• _What you should do_: Pick out the lines below that contain the string "unsafe" and copy them all.

Dataset listings of figures
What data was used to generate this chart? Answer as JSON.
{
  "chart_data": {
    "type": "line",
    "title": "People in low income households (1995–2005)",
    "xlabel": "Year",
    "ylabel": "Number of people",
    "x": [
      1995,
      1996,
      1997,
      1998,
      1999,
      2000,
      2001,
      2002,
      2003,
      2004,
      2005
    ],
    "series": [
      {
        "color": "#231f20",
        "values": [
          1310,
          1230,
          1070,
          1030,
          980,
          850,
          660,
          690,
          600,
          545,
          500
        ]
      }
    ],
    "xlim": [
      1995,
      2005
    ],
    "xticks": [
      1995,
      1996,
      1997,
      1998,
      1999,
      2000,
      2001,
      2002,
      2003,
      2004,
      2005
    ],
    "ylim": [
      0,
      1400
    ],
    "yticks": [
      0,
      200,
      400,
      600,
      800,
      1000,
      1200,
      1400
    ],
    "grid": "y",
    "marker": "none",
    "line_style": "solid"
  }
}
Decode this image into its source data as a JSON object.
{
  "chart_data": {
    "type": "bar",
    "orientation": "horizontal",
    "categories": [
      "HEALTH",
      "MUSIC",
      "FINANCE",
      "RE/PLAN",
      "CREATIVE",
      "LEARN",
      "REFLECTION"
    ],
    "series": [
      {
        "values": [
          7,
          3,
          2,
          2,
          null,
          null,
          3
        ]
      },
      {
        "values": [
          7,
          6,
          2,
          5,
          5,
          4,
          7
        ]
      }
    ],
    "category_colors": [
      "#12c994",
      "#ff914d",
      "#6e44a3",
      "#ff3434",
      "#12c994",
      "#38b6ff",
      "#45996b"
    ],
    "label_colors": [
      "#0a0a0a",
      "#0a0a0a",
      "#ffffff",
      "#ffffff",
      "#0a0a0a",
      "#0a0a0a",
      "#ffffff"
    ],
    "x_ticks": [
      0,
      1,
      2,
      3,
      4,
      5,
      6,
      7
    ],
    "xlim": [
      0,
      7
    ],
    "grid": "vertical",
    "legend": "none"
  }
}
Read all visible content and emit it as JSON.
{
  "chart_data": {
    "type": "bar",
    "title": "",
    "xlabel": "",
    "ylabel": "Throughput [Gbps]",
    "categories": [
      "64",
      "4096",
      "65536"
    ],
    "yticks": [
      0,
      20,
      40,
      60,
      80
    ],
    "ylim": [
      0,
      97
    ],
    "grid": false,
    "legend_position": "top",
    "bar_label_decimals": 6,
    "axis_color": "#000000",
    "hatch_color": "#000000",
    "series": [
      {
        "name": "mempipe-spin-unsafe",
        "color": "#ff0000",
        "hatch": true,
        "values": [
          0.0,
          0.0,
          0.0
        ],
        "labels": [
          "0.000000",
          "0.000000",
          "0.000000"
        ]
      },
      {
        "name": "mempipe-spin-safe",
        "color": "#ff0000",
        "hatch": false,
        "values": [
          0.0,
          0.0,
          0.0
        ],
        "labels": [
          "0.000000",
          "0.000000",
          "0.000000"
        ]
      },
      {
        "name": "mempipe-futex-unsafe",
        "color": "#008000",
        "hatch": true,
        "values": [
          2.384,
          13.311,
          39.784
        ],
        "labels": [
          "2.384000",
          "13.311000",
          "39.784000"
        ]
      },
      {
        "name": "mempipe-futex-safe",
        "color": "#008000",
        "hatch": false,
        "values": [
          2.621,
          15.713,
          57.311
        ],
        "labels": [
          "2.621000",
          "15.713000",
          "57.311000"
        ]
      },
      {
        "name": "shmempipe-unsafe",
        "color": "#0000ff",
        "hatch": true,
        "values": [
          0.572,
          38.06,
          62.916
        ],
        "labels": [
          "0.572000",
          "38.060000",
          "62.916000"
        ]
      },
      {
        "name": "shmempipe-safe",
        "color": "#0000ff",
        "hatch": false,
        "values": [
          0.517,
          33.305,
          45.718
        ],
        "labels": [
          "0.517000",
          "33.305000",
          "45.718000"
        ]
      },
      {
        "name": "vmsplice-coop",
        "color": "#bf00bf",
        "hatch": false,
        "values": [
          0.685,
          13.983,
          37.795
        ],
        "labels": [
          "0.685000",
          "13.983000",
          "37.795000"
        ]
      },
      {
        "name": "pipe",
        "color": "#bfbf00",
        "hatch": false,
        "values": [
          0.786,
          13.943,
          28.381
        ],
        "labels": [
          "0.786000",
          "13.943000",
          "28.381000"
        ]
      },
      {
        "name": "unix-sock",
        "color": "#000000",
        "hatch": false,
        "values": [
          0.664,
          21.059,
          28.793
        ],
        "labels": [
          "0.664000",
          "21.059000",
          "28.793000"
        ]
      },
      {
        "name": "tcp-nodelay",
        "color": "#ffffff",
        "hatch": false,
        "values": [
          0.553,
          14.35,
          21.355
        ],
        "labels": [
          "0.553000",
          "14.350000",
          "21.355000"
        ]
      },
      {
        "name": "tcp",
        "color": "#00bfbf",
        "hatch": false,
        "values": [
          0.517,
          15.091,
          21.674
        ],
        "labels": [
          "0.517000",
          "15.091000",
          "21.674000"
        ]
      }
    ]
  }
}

• _Worked solution_:
        "name": "mempipe-spin-unsafe",
        "name": "mempipe-futex-unsafe",
        "name": "shmempipe-unsafe",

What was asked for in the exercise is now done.